Instructions to follow: Return the records word for word. Any pictures in them are not part of the copy.

** START OF Data for the task **

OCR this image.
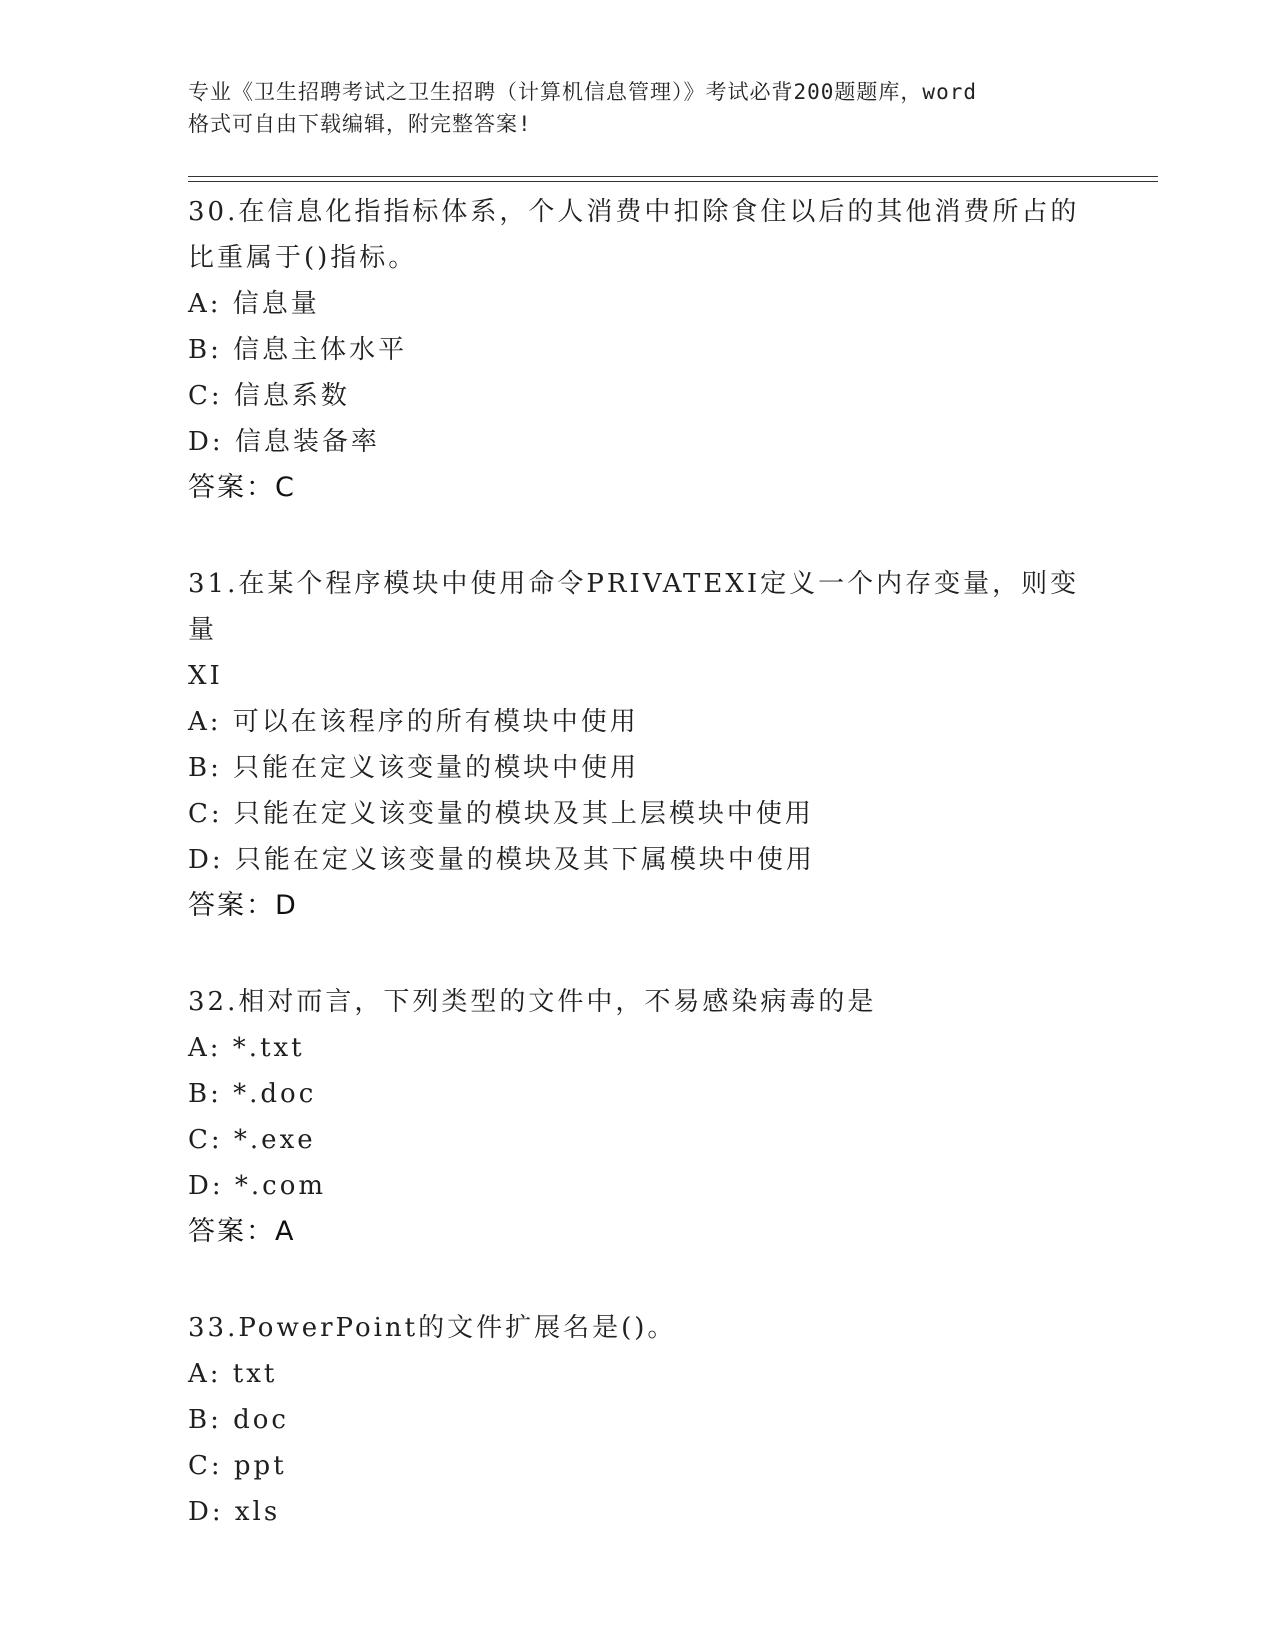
专业《卫生招聘考试之卫生招聘（计算机信息管理）》考试必背200题题库，word
格式可自由下载编辑，附完整答案!
30.在信息化指指标体系，个人消费中扣除食住以后的其他消费所占的
比重属于()指标。
A: 信息量
B: 信息主体水平
C: 信息系数
D: 信息装备率
答案：C
31.在某个程序模块中使用命令PRIVATEXI定义一个内存变量，则变量
XI
A: 可以在该程序的所有模块中使用
B: 只能在定义该变量的模块中使用
C: 只能在定义该变量的模块及其上层模块中使用
D: 只能在定义该变量的模块及其下属模块中使用
答案：D
32.相对而言，下列类型的文件中，不易感染病毒的是
A: *.txt
B: *.doc
C: *.exe
D: *.com
答案：A
33.PowerPoint的文件扩展名是()。
A: txt
B: doc
C: ppt
D: xls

** END OF Data for the task **

Answer to this exercise:
OCR this image.
专业《卫生招聘考试之卫生招聘（计算机信息管理）》考试必背200题题库，word
格式可自由下载编辑，附完整答案!
30.在信息化指指标体系，个人消费中扣除食住以后的其他消费所占的
比重属于()指标。
A: 信息量
B: 信息主体水平
C: 信息系数
D: 信息装备率
答案：C
31.在某个程序模块中使用命令PRIVATEXI定义一个内存变量，则变量
XI
A: 可以在该程序的所有模块中使用
B: 只能在定义该变量的模块中使用
C: 只能在定义该变量的模块及其上层模块中使用
D: 只能在定义该变量的模块及其下属模块中使用
答案：D
32.相对而言，下列类型的文件中，不易感染病毒的是
A: *.txt
B: *.doc
C: *.exe
D: *.com
答案：A
33.PowerPoint的文件扩展名是()。
A: txt
B: doc
C: ppt
D: xls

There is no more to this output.